[Begin]

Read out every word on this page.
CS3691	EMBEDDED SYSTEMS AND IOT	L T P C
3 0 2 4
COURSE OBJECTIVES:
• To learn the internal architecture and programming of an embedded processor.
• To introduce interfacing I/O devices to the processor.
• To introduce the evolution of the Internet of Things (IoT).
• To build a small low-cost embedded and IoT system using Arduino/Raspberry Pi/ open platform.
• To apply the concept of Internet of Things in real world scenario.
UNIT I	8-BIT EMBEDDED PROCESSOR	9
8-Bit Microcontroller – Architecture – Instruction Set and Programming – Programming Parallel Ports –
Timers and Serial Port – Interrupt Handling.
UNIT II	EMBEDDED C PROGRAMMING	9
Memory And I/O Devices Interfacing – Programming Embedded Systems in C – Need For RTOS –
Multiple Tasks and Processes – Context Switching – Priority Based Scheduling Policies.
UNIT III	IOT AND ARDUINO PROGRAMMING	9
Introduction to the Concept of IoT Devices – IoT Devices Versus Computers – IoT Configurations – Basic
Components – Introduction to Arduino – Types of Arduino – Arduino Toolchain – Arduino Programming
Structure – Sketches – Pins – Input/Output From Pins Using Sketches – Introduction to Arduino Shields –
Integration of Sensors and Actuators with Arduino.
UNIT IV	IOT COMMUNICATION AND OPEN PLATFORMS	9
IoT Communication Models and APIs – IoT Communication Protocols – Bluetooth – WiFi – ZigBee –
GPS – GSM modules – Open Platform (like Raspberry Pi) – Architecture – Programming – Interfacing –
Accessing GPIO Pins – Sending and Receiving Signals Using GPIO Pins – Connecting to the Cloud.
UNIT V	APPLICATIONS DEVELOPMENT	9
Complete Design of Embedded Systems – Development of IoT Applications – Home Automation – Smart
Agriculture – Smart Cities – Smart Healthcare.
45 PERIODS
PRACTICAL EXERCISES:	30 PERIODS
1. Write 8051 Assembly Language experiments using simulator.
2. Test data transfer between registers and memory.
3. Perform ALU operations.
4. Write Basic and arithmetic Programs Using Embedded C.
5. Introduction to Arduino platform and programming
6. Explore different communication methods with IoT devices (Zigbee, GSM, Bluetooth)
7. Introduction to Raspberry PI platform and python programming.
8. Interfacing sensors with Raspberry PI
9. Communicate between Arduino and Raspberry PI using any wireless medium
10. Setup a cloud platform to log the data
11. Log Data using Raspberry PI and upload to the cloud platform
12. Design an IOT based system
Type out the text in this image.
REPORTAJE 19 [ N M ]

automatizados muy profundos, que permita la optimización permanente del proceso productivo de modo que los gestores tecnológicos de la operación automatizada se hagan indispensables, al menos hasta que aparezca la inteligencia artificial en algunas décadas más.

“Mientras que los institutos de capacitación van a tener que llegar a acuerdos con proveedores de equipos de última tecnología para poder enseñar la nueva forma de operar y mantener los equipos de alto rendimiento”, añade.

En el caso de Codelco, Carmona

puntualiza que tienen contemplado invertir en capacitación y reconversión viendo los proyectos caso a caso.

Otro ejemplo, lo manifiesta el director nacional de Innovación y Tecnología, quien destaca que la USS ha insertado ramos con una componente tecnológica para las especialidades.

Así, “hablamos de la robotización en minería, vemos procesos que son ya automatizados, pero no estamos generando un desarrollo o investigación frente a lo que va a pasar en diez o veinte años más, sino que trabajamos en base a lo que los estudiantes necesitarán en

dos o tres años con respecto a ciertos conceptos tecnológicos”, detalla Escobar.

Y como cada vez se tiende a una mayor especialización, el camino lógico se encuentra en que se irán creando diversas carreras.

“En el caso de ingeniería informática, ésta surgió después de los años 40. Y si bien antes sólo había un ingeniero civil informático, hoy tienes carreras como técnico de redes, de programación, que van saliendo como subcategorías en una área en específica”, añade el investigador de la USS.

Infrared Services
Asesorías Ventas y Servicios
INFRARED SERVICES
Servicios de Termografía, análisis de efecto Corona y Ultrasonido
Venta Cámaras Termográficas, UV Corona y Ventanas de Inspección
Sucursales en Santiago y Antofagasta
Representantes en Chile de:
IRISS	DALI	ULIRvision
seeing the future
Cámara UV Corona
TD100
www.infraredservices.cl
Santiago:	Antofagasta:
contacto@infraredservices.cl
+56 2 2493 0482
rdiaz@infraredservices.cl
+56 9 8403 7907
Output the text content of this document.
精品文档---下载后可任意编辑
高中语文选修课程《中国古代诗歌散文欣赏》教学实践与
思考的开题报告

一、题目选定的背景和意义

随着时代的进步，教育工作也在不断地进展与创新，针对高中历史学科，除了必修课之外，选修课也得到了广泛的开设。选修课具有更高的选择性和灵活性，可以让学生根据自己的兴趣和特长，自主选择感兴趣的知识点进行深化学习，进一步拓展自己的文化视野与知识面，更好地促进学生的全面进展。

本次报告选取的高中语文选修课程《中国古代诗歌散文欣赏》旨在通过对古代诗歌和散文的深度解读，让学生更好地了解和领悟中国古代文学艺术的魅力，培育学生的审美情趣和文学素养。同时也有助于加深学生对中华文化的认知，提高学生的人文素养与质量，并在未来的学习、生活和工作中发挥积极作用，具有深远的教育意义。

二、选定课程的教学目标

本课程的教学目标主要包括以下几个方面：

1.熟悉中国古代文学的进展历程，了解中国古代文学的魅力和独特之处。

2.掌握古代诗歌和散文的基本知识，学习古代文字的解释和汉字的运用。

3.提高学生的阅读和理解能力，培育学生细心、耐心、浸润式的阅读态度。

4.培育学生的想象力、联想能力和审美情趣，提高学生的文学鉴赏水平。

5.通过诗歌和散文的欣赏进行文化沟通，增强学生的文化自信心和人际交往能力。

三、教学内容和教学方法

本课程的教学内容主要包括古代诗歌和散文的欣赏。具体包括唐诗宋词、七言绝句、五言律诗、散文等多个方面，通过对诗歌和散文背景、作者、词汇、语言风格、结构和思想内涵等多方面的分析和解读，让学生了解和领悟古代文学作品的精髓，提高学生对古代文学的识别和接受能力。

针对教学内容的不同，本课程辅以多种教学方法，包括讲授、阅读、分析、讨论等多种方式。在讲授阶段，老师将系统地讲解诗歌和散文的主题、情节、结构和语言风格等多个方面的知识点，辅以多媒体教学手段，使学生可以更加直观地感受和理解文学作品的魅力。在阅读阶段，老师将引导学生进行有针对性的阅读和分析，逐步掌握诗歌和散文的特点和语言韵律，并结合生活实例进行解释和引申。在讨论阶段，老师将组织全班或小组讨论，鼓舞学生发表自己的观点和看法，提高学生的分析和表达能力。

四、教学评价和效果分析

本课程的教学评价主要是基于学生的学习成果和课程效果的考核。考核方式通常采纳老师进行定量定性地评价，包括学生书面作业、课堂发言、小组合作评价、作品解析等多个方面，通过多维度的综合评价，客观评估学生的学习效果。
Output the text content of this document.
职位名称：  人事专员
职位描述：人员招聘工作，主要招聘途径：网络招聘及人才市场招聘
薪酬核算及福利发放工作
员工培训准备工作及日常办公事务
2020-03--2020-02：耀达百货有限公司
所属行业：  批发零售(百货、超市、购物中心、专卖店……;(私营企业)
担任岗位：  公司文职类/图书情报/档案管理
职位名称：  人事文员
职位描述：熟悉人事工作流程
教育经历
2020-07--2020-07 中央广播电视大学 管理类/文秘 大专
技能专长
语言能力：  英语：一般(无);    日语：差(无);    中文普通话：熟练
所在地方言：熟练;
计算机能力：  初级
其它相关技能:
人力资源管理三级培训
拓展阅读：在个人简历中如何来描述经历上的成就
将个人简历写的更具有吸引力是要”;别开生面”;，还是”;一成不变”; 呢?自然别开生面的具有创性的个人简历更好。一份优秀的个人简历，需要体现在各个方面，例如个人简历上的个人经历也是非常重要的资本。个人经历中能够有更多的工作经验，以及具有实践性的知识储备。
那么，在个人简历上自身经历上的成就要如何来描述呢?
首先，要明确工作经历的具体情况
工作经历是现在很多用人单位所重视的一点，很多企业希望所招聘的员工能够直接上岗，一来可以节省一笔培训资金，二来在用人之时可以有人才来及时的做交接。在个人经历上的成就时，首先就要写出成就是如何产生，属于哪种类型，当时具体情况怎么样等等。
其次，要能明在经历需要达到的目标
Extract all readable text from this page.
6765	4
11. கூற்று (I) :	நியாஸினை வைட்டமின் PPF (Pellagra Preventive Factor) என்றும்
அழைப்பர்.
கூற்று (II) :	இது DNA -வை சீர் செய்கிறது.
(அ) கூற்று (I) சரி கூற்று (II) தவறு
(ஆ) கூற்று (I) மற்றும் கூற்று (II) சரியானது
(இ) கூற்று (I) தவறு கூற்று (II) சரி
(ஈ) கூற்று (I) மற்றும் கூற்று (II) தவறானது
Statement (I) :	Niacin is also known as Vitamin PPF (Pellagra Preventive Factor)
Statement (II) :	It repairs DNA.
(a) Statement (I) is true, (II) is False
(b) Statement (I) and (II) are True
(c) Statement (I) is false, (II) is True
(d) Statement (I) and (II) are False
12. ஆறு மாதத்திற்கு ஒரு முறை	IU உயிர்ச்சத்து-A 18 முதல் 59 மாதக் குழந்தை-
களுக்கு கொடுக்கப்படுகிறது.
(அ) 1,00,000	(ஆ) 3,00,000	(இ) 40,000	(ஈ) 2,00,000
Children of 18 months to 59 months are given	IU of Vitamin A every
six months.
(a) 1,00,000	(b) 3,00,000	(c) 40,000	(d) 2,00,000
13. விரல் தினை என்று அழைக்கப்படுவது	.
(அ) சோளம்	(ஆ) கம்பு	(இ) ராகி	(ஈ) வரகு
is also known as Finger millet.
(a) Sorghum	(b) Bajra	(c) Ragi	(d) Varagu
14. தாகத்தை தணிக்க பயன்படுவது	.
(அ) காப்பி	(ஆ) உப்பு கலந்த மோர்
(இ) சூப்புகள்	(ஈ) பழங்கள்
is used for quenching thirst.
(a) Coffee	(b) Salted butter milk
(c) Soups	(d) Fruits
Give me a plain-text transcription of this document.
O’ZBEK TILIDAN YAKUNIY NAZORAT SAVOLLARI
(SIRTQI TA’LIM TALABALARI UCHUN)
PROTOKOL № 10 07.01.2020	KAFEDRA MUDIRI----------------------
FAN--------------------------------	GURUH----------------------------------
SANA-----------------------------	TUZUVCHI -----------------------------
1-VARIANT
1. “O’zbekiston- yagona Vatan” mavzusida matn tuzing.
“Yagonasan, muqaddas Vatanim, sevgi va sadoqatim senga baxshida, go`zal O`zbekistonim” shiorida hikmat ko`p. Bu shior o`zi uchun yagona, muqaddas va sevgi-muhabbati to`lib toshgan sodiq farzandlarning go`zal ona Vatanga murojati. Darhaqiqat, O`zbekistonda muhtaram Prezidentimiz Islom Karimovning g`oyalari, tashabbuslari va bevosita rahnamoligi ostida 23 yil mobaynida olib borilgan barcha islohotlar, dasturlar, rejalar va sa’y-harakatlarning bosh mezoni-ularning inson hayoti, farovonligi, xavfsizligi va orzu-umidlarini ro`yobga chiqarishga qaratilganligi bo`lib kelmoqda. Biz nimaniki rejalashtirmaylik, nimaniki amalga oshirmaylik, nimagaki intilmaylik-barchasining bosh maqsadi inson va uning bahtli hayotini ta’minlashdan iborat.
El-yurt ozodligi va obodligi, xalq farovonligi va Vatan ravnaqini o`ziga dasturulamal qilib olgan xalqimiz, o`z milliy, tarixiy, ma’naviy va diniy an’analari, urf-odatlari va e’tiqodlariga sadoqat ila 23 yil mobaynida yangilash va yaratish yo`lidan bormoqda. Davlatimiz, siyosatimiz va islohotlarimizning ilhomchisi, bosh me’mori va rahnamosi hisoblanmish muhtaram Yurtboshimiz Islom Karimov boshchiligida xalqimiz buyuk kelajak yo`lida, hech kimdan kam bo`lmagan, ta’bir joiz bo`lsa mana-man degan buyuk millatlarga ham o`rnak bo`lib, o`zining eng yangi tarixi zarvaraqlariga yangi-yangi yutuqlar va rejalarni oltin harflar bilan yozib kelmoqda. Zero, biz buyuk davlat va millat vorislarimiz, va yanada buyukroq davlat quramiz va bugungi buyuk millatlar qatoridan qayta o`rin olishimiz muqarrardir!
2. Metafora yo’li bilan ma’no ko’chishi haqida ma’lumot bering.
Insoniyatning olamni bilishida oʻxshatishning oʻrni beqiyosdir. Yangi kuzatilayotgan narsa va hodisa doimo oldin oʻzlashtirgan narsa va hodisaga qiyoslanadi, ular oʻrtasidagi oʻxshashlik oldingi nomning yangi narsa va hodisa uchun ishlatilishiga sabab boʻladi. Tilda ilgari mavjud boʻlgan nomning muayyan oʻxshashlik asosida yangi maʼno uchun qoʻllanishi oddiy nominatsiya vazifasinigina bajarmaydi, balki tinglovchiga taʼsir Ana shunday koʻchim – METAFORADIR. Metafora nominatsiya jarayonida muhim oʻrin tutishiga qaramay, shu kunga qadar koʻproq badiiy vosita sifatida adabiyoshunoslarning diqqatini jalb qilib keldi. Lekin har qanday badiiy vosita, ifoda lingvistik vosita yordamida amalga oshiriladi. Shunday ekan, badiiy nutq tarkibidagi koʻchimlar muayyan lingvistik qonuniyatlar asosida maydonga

[End]

Whenever "Preventive" turns up in a line, pick that line out.

## FULL SOLUTION
11. கூற்று (I) :	நியாஸினை வைட்டமின் PPF (Pellagra Preventive Factor) என்றும்
Statement (I) :	Niacin is also known as Vitamin PPF (Pellagra Preventive Factor)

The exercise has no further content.